> Stated exercise: Quote all of the data exactly as given. Skip every picture it contains.

> Provided material:
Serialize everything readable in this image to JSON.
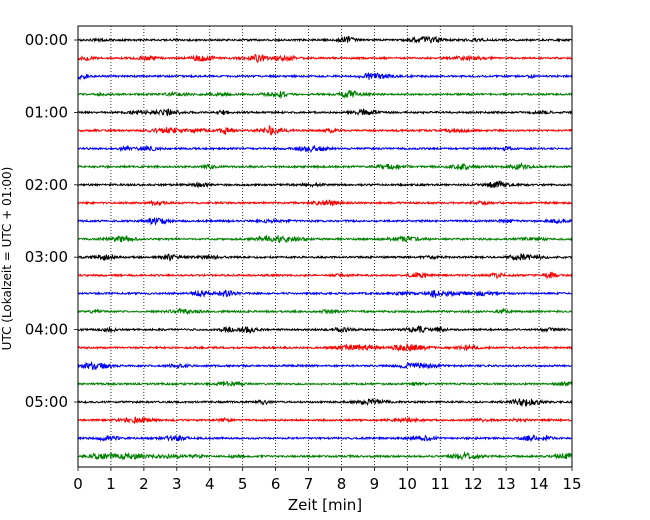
{
  "chart_data": {
    "type": "line",
    "chart_kind": "helicorder",
    "xlabel": "Zeit  [min]",
    "ylabel": "UTC (Lokalzeit = UTC + 01:00)",
    "xlim": [
      0,
      15
    ],
    "x_ticks": [
      0,
      1,
      2,
      3,
      4,
      5,
      6,
      7,
      8,
      9,
      10,
      11,
      12,
      13,
      14,
      15
    ],
    "y_tick_labels": [
      "00:00",
      "01:00",
      "02:00",
      "03:00",
      "04:00",
      "05:00"
    ],
    "trace_interval_minutes": 15,
    "trace_count": 24,
    "trace_colors": [
      "#000000",
      "#ff0000",
      "#0000ff",
      "#008000"
    ],
    "vertical_grid": "dotted",
    "series": [
      {
        "start": "00:00",
        "color": "#000000"
      },
      {
        "start": "00:15",
        "color": "#ff0000"
      },
      {
        "start": "00:30",
        "color": "#0000ff"
      },
      {
        "start": "00:45",
        "color": "#008000"
      },
      {
        "start": "01:00",
        "color": "#000000"
      },
      {
        "start": "01:15",
        "color": "#ff0000"
      },
      {
        "start": "01:30",
        "color": "#0000ff"
      },
      {
        "start": "01:45",
        "color": "#008000"
      },
      {
        "start": "02:00",
        "color": "#000000"
      },
      {
        "start": "02:15",
        "color": "#ff0000"
      },
      {
        "start": "02:30",
        "color": "#0000ff"
      },
      {
        "start": "02:45",
        "color": "#008000"
      },
      {
        "start": "03:00",
        "color": "#000000"
      },
      {
        "start": "03:15",
        "color": "#ff0000"
      },
      {
        "start": "03:30",
        "color": "#0000ff"
      },
      {
        "start": "03:45",
        "color": "#008000"
      },
      {
        "start": "04:00",
        "color": "#000000"
      },
      {
        "start": "04:15",
        "color": "#ff0000"
      },
      {
        "start": "04:30",
        "color": "#0000ff"
      },
      {
        "start": "04:45",
        "color": "#008000"
      },
      {
        "start": "05:00",
        "color": "#000000"
      },
      {
        "start": "05:15",
        "color": "#ff0000"
      },
      {
        "start": "05:30",
        "color": "#0000ff"
      },
      {
        "start": "05:45",
        "color": "#008000"
      }
    ]
  }
}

> Worked solution:
Serialize everything readable in this image to JSON.
{
  "chart_data": {
    "type": "line",
    "chart_kind": "helicorder",
    "xlabel": "Zeit  [min]",
    "ylabel": "UTC (Lokalzeit = UTC + 01:00)",
    "xlim": [
      0,
      15
    ],
    "x_ticks": [
      0,
      1,
      2,
      3,
      4,
      5,
      6,
      7,
      8,
      9,
      10,
      11,
      12,
      13,
      14,
      15
    ],
    "y_tick_labels": [
      "00:00",
      "01:00",
      "02:00",
      "03:00",
      "04:00",
      "05:00"
    ],
    "trace_interval_minutes": 15,
    "trace_count": 24,
    "trace_colors": [
      "#000000",
      "#ff0000",
      "#0000ff",
      "#008000"
    ],
    "vertical_grid": "dotted",
    "series": [
      {
        "start": "00:00",
        "color": "#000000"
      },
      {
        "start": "00:15",
        "color": "#ff0000"
      },
      {
        "start": "00:30",
        "color": "#0000ff"
      },
      {
        "start": "00:45",
        "color": "#008000"
      },
      {
        "start": "01:00",
        "color": "#000000"
      },
      {
        "start": "01:15",
        "color": "#ff0000"
      },
      {
        "start": "01:30",
        "color": "#0000ff"
      },
      {
        "start": "01:45",
        "color": "#008000"
      },
      {
        "start": "02:00",
        "color": "#000000"
      },
      {
        "start": "02:15",
        "color": "#ff0000"
      },
      {
        "start": "02:30",
        "color": "#0000ff"
      },
      {
        "start": "02:45",
        "color": "#008000"
      },
      {
        "start": "03:00",
        "color": "#000000"
      },
      {
        "start": "03:15",
        "color": "#ff0000"
      },
      {
        "start": "03:30",
        "color": "#0000ff"
      },
      {
        "start": "03:45",
        "color": "#008000"
      },
      {
        "start": "04:00",
        "color": "#000000"
      },
      {
        "start": "04:15",
        "color": "#ff0000"
      },
      {
        "start": "04:30",
        "color": "#0000ff"
      },
      {
        "start": "04:45",
        "color": "#008000"
      },
      {
        "start": "05:00",
        "color": "#000000"
      },
      {
        "start": "05:15",
        "color": "#ff0000"
      },
      {
        "start": "05:30",
        "color": "#0000ff"
      },
      {
        "start": "05:45",
        "color": "#008000"
      }
    ]
  }
}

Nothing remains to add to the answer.